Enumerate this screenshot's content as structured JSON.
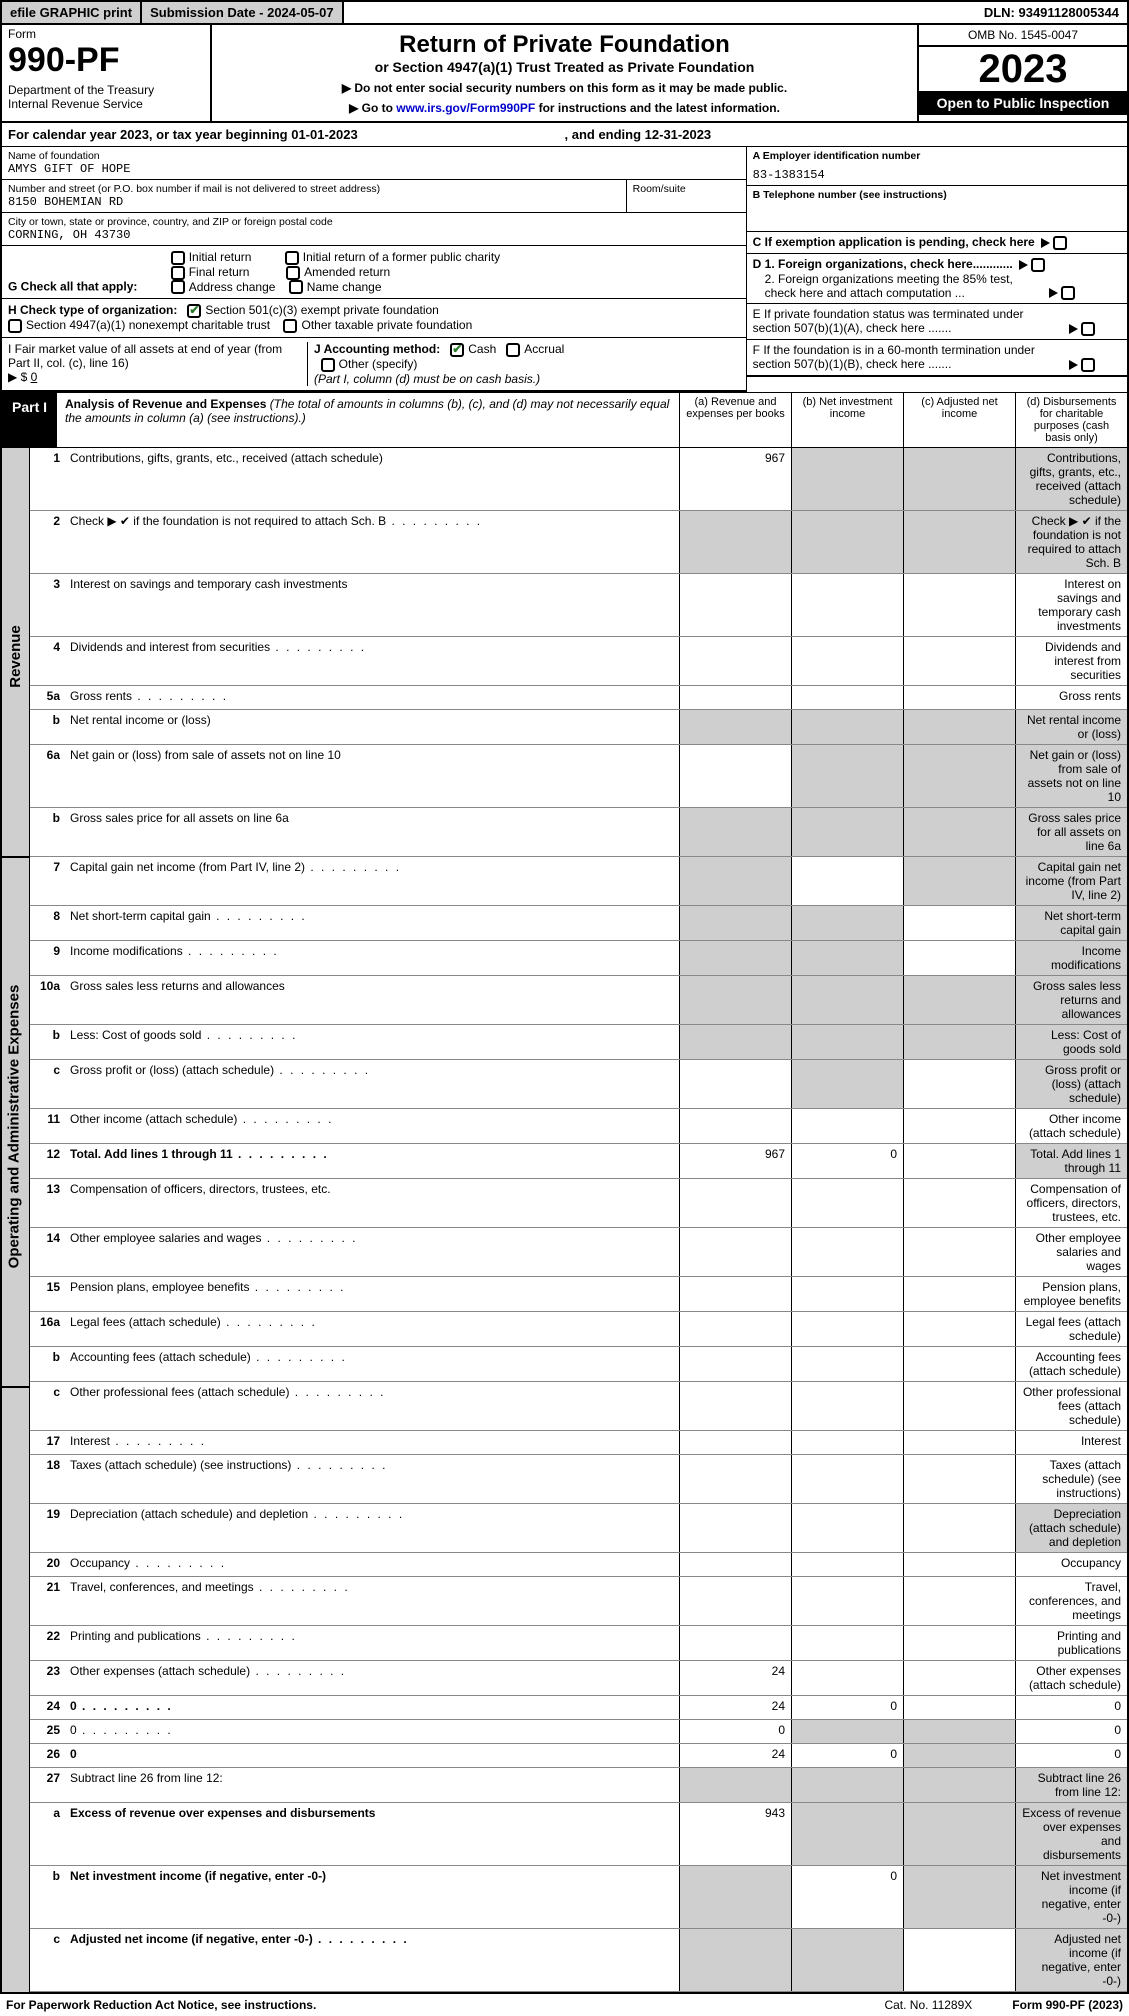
{
  "topbar": {
    "efile": "efile GRAPHIC print",
    "subdate": "Submission Date - 2024-05-07",
    "dln": "DLN: 93491128005344"
  },
  "header": {
    "form_lbl": "Form",
    "form_no": "990-PF",
    "dept": "Department of the Treasury",
    "irs": "Internal Revenue Service",
    "title": "Return of Private Foundation",
    "subtitle": "or Section 4947(a)(1) Trust Treated as Private Foundation",
    "instr1": "▶ Do not enter social security numbers on this form as it may be made public.",
    "instr2_pre": "▶ Go to ",
    "instr2_link": "www.irs.gov/Form990PF",
    "instr2_post": " for instructions and the latest information.",
    "omb": "OMB No. 1545-0047",
    "year": "2023",
    "otp": "Open to Public Inspection"
  },
  "cal": {
    "beg": "For calendar year 2023, or tax year beginning 01-01-2023",
    "end": ", and ending 12-31-2023"
  },
  "info": {
    "name_lbl": "Name of foundation",
    "name": "AMYS GIFT OF HOPE",
    "addr_lbl": "Number and street (or P.O. box number if mail is not delivered to street address)",
    "addr": "8150 BOHEMIAN RD",
    "room_lbl": "Room/suite",
    "room": "",
    "city_lbl": "City or town, state or province, country, and ZIP or foreign postal code",
    "city": "CORNING, OH  43730",
    "A_lbl": "A Employer identification number",
    "A_val": "83-1383154",
    "B_lbl": "B Telephone number (see instructions)",
    "B_val": "",
    "C_lbl": "C If exemption application is pending, check here",
    "D1": "D 1. Foreign organizations, check here............",
    "D2": "2. Foreign organizations meeting the 85% test, check here and attach computation ...",
    "E": "E  If private foundation status was terminated under section 507(b)(1)(A), check here .......",
    "F": "F  If the foundation is in a 60-month termination under section 507(b)(1)(B), check here .......",
    "G": "G Check all that apply:",
    "G_opts": [
      "Initial return",
      "Final return",
      "Address change",
      "Initial return of a former public charity",
      "Amended return",
      "Name change"
    ],
    "H": "H Check type of organization:",
    "H1": "Section 501(c)(3) exempt private foundation",
    "H2": "Section 4947(a)(1) nonexempt charitable trust",
    "H3": "Other taxable private foundation",
    "I": "I Fair market value of all assets at end of year (from Part II, col. (c), line 16)",
    "I_val": "0",
    "I_pre": "▶ $",
    "J": "J Accounting method:",
    "J1": "Cash",
    "J2": "Accrual",
    "J3": "Other (specify)",
    "J_note": "(Part I, column (d) must be on cash basis.)"
  },
  "part1": {
    "label": "Part I",
    "title": "Analysis of Revenue and Expenses",
    "note": "(The total of amounts in columns (b), (c), and (d) may not necessarily equal the amounts in column (a) (see instructions).)",
    "col_a": "(a)  Revenue and expenses per books",
    "col_b": "(b)  Net investment income",
    "col_c": "(c)  Adjusted net income",
    "col_d": "(d)  Disbursements for charitable purposes (cash basis only)"
  },
  "sections": {
    "rev": "Revenue",
    "exp": "Operating and Administrative Expenses"
  },
  "rows": [
    {
      "n": "1",
      "d": "Contributions, gifts, grants, etc., received (attach schedule)",
      "a": "967",
      "shade": [
        "b",
        "c",
        "d"
      ]
    },
    {
      "n": "2",
      "d": "Check ▶ ✔ if the foundation is not required to attach Sch. B",
      "dots": true,
      "noval": true,
      "shade": [
        "a",
        "b",
        "c",
        "d"
      ]
    },
    {
      "n": "3",
      "d": "Interest on savings and temporary cash investments"
    },
    {
      "n": "4",
      "d": "Dividends and interest from securities",
      "dots": true
    },
    {
      "n": "5a",
      "d": "Gross rents",
      "dots": true
    },
    {
      "n": "b",
      "d": "Net rental income or (loss)",
      "noval": true,
      "shade": [
        "a",
        "b",
        "c",
        "d"
      ]
    },
    {
      "n": "6a",
      "d": "Net gain or (loss) from sale of assets not on line 10",
      "shade": [
        "b",
        "c",
        "d"
      ]
    },
    {
      "n": "b",
      "d": "Gross sales price for all assets on line 6a",
      "noval": true,
      "shade": [
        "a",
        "b",
        "c",
        "d"
      ]
    },
    {
      "n": "7",
      "d": "Capital gain net income (from Part IV, line 2)",
      "dots": true,
      "shade": [
        "a",
        "c",
        "d"
      ]
    },
    {
      "n": "8",
      "d": "Net short-term capital gain",
      "dots": true,
      "shade": [
        "a",
        "b",
        "d"
      ]
    },
    {
      "n": "9",
      "d": "Income modifications",
      "dots": true,
      "shade": [
        "a",
        "b",
        "d"
      ]
    },
    {
      "n": "10a",
      "d": "Gross sales less returns and allowances",
      "noval": true,
      "shade": [
        "a",
        "b",
        "c",
        "d"
      ]
    },
    {
      "n": "b",
      "d": "Less: Cost of goods sold",
      "dots": true,
      "noval": true,
      "shade": [
        "a",
        "b",
        "c",
        "d"
      ]
    },
    {
      "n": "c",
      "d": "Gross profit or (loss) (attach schedule)",
      "dots": true,
      "shade": [
        "b",
        "d"
      ]
    },
    {
      "n": "11",
      "d": "Other income (attach schedule)",
      "dots": true
    },
    {
      "n": "12",
      "d": "Total. Add lines 1 through 11",
      "dots": true,
      "bold": true,
      "a": "967",
      "b": "0",
      "shade": [
        "d"
      ]
    }
  ],
  "rows2": [
    {
      "n": "13",
      "d": "Compensation of officers, directors, trustees, etc."
    },
    {
      "n": "14",
      "d": "Other employee salaries and wages",
      "dots": true
    },
    {
      "n": "15",
      "d": "Pension plans, employee benefits",
      "dots": true
    },
    {
      "n": "16a",
      "d": "Legal fees (attach schedule)",
      "dots": true
    },
    {
      "n": "b",
      "d": "Accounting fees (attach schedule)",
      "dots": true
    },
    {
      "n": "c",
      "d": "Other professional fees (attach schedule)",
      "dots": true
    },
    {
      "n": "17",
      "d": "Interest",
      "dots": true
    },
    {
      "n": "18",
      "d": "Taxes (attach schedule) (see instructions)",
      "dots": true
    },
    {
      "n": "19",
      "d": "Depreciation (attach schedule) and depletion",
      "dots": true,
      "shade": [
        "d"
      ]
    },
    {
      "n": "20",
      "d": "Occupancy",
      "dots": true
    },
    {
      "n": "21",
      "d": "Travel, conferences, and meetings",
      "dots": true
    },
    {
      "n": "22",
      "d": "Printing and publications",
      "dots": true
    },
    {
      "n": "23",
      "d": "Other expenses (attach schedule)",
      "dots": true,
      "a": "24"
    },
    {
      "n": "24",
      "d": "0",
      "dots": true,
      "bold": true,
      "a": "24",
      "b": "0"
    },
    {
      "n": "25",
      "d": "0",
      "dots": true,
      "a": "0",
      "shade": [
        "b",
        "c"
      ]
    },
    {
      "n": "26",
      "d": "0",
      "bold": true,
      "a": "24",
      "b": "0",
      "shade": [
        "c"
      ]
    },
    {
      "n": "27",
      "d": "Subtract line 26 from line 12:",
      "shade": [
        "a",
        "b",
        "c",
        "d"
      ]
    },
    {
      "n": "a",
      "d": "Excess of revenue over expenses and disbursements",
      "bold": true,
      "a": "943",
      "shade": [
        "b",
        "c",
        "d"
      ]
    },
    {
      "n": "b",
      "d": "Net investment income (if negative, enter -0-)",
      "bold": true,
      "b": "0",
      "shade": [
        "a",
        "c",
        "d"
      ]
    },
    {
      "n": "c",
      "d": "Adjusted net income (if negative, enter -0-)",
      "bold": true,
      "dots": true,
      "shade": [
        "a",
        "b",
        "d"
      ]
    }
  ],
  "footer": {
    "l": "For Paperwork Reduction Act Notice, see instructions.",
    "c": "Cat. No. 11289X",
    "r": "Form 990-PF (2023)"
  },
  "colors": {
    "shade": "#cfcfcf",
    "checkgreen": "#2a7a2a",
    "link": "#0000cc"
  }
}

▶ _Exercise task_: Work out how many lines above contain the word "fees". Give only the number.

▶ _Exercise solution_: 3